** Source data **
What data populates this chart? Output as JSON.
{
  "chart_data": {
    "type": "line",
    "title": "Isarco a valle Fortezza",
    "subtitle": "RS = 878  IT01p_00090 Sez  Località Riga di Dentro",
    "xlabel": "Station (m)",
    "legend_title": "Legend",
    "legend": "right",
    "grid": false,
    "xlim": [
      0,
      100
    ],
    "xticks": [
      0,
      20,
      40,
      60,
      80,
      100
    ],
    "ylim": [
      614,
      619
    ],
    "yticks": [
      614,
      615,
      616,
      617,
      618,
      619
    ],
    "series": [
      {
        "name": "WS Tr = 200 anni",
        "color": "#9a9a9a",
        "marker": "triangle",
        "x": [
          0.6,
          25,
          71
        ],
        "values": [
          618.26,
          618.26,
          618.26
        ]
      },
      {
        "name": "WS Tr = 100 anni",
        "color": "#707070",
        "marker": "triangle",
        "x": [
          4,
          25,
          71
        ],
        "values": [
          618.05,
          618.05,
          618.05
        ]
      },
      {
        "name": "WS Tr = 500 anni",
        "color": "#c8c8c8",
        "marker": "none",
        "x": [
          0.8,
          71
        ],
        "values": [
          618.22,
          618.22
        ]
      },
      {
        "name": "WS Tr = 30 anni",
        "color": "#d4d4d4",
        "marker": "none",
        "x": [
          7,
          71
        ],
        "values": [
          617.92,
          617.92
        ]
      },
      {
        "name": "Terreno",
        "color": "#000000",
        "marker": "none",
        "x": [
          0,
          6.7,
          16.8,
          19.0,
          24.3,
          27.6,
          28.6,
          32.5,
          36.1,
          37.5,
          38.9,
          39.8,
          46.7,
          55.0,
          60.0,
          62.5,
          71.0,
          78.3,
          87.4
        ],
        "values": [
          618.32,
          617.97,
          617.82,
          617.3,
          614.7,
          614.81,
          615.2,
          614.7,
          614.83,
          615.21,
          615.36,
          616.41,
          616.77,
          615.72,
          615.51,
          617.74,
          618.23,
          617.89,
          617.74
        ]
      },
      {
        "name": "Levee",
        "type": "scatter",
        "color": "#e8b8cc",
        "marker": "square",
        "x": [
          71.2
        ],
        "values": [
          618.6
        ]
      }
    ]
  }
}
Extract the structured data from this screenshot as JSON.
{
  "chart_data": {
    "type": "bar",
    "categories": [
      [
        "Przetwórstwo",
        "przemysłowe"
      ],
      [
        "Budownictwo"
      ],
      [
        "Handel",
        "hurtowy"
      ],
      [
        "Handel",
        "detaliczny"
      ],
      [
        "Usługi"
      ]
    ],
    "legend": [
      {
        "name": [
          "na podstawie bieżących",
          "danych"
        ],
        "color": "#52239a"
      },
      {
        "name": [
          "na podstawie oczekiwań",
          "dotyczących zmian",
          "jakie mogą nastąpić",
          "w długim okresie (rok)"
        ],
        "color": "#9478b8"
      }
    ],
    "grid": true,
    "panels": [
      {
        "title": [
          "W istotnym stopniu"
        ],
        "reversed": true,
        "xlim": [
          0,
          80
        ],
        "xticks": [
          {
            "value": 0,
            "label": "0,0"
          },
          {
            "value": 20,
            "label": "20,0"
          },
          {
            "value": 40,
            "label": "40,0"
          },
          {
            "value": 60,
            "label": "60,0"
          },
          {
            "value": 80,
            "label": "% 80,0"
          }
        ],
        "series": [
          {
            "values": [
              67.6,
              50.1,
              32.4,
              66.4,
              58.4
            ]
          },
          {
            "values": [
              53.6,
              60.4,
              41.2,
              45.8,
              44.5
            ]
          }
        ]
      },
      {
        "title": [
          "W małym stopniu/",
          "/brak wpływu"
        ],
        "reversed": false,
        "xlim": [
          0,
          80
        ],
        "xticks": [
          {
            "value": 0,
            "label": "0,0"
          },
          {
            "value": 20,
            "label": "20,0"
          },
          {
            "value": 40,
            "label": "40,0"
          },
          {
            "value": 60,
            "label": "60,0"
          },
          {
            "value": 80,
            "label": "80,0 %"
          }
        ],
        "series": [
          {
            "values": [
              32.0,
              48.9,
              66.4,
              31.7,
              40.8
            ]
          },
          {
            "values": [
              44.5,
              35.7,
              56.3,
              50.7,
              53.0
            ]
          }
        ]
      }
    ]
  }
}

** Exercise prompt **
Word for word, extract all the records.

** Solved exercise **
What data populates this chart? Output as JSON.
{
  "chart_data": {
    "type": "line",
    "title": "Isarco a valle Fortezza",
    "subtitle": "RS = 878  IT01p_00090 Sez  Località Riga di Dentro",
    "xlabel": "Station (m)",
    "legend_title": "Legend",
    "legend": "right",
    "grid": false,
    "xlim": [
      0,
      100
    ],
    "xticks": [
      0,
      20,
      40,
      60,
      80,
      100
    ],
    "ylim": [
      614,
      619
    ],
    "yticks": [
      614,
      615,
      616,
      617,
      618,
      619
    ],
    "series": [
      {
        "name": "WS Tr = 200 anni",
        "color": "#9a9a9a",
        "marker": "triangle",
        "x": [
          0.6,
          25,
          71
        ],
        "values": [
          618.26,
          618.26,
          618.26
        ]
      },
      {
        "name": "WS Tr = 100 anni",
        "color": "#707070",
        "marker": "triangle",
        "x": [
          4,
          25,
          71
        ],
        "values": [
          618.05,
          618.05,
          618.05
        ]
      },
      {
        "name": "WS Tr = 500 anni",
        "color": "#c8c8c8",
        "marker": "none",
        "x": [
          0.8,
          71
        ],
        "values": [
          618.22,
          618.22
        ]
      },
      {
        "name": "WS Tr = 30 anni",
        "color": "#d4d4d4",
        "marker": "none",
        "x": [
          7,
          71
        ],
        "values": [
          617.92,
          617.92
        ]
      },
      {
        "name": "Terreno",
        "color": "#000000",
        "marker": "none",
        "x": [
          0,
          6.7,
          16.8,
          19.0,
          24.3,
          27.6,
          28.6,
          32.5,
          36.1,
          37.5,
          38.9,
          39.8,
          46.7,
          55.0,
          60.0,
          62.5,
          71.0,
          78.3,
          87.4
        ],
        "values": [
          618.32,
          617.97,
          617.82,
          617.3,
          614.7,
          614.81,
          615.2,
          614.7,
          614.83,
          615.21,
          615.36,
          616.41,
          616.77,
          615.72,
          615.51,
          617.74,
          618.23,
          617.89,
          617.74
        ]
      },
      {
        "name": "Levee",
        "type": "scatter",
        "color": "#e8b8cc",
        "marker": "square",
        "x": [
          71.2
        ],
        "values": [
          618.6
        ]
      }
    ]
  }
}
Extract the structured data from this screenshot as JSON.
{
  "chart_data": {
    "type": "bar",
    "categories": [
      [
        "Przetwórstwo",
        "przemysłowe"
      ],
      [
        "Budownictwo"
      ],
      [
        "Handel",
        "hurtowy"
      ],
      [
        "Handel",
        "detaliczny"
      ],
      [
        "Usługi"
      ]
    ],
    "legend": [
      {
        "name": [
          "na podstawie bieżących",
          "danych"
        ],
        "color": "#52239a"
      },
      {
        "name": [
          "na podstawie oczekiwań",
          "dotyczących zmian",
          "jakie mogą nastąpić",
          "w długim okresie (rok)"
        ],
        "color": "#9478b8"
      }
    ],
    "grid": true,
    "panels": [
      {
        "title": [
          "W istotnym stopniu"
        ],
        "reversed": true,
        "xlim": [
          0,
          80
        ],
        "xticks": [
          {
            "value": 0,
            "label": "0,0"
          },
          {
            "value": 20,
            "label": "20,0"
          },
          {
            "value": 40,
            "label": "40,0"
          },
          {
            "value": 60,
            "label": "60,0"
          },
          {
            "value": 80,
            "label": "% 80,0"
          }
        ],
        "series": [
          {
            "values": [
              67.6,
              50.1,
              32.4,
              66.4,
              58.4
            ]
          },
          {
            "values": [
              53.6,
              60.4,
              41.2,
              45.8,
              44.5
            ]
          }
        ]
      },
      {
        "title": [
          "W małym stopniu/",
          "/brak wpływu"
        ],
        "reversed": false,
        "xlim": [
          0,
          80
        ],
        "xticks": [
          {
            "value": 0,
            "label": "0,0"
          },
          {
            "value": 20,
            "label": "20,0"
          },
          {
            "value": 40,
            "label": "40,0"
          },
          {
            "value": 60,
            "label": "60,0"
          },
          {
            "value": 80,
            "label": "80,0 %"
          }
        ],
        "series": [
          {
            "values": [
              32.0,
              48.9,
              66.4,
              31.7,
              40.8
            ]
          },
          {
            "values": [
              44.5,
              35.7,
              56.3,
              50.7,
              53.0
            ]
          }
        ]
      }
    ]
  }
}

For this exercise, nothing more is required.